DATA SUPPLIED:

-- Begin --

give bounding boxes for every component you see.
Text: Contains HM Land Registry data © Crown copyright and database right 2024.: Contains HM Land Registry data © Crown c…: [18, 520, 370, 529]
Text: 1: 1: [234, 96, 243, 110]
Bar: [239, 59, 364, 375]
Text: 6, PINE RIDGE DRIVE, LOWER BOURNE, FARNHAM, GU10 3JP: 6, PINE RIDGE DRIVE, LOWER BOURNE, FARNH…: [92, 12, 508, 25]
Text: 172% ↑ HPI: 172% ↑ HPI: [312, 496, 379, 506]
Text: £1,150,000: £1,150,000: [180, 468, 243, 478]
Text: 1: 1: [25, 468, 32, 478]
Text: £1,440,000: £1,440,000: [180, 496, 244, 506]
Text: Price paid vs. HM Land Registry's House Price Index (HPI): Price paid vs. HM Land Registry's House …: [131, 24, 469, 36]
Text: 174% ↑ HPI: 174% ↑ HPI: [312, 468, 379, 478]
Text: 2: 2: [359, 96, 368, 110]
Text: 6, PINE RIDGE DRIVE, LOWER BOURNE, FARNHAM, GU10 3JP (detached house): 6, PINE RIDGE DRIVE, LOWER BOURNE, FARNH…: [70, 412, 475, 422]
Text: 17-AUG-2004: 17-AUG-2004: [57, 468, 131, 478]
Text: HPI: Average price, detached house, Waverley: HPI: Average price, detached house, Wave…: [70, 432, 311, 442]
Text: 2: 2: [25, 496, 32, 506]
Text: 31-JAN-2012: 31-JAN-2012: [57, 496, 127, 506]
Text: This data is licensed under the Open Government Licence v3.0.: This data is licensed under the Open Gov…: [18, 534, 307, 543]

-- End --

PROBLEM STATEMENT: Put the lines above into a numbered list, leaving out any blank lines.

REPLY TO THE TASK:
1. give bounding boxes for every component you see.
2. Text: Contains HM Land Registry data © Crown copyright and database right 2024.: Contains HM Land Registry data © Crown c…: [18, 520, 370, 529]
3. Text: 1: 1: [234, 96, 243, 110]
4. Bar: [239, 59, 364, 375]
5. Text: 6, PINE RIDGE DRIVE, LOWER BOURNE, FARNHAM, GU10 3JP: 6, PINE RIDGE DRIVE, LOWER BOURNE, FARNH…: [92, 12, 508, 25]
6. Text: 172% ↑ HPI: 172% ↑ HPI: [312, 496, 379, 506]
7. Text: £1,150,000: £1,150,000: [180, 468, 243, 478]
8. Text: 1: 1: [25, 468, 32, 478]
9. Text: £1,440,000: £1,440,000: [180, 496, 244, 506]
10. Text: Price paid vs. HM Land Registry's House Price Index (HPI): Price paid vs. HM Land Registry's House …: [131, 24, 469, 36]
11. Text: 174% ↑ HPI: 174% ↑ HPI: [312, 468, 379, 478]
12. Text: 2: 2: [359, 96, 368, 110]
13. Text: 6, PINE RIDGE DRIVE, LOWER BOURNE, FARNHAM, GU10 3JP (detached house): 6, PINE RIDGE DRIVE, LOWER BOURNE, FARNH…: [70, 412, 475, 422]
14. Text: 17-AUG-2004: 17-AUG-2004: [57, 468, 131, 478]
15. Text: HPI: Average price, detached house, Waverley: HPI: Average price, detached house, Wave…: [70, 432, 311, 442]
16. Text: 2: 2: [25, 496, 32, 506]
17. Text: 31-JAN-2012: 31-JAN-2012: [57, 496, 127, 506]
18. Text: This data is licensed under the Open Government Licence v3.0.: This data is licensed under the Open Gov…: [18, 534, 307, 543]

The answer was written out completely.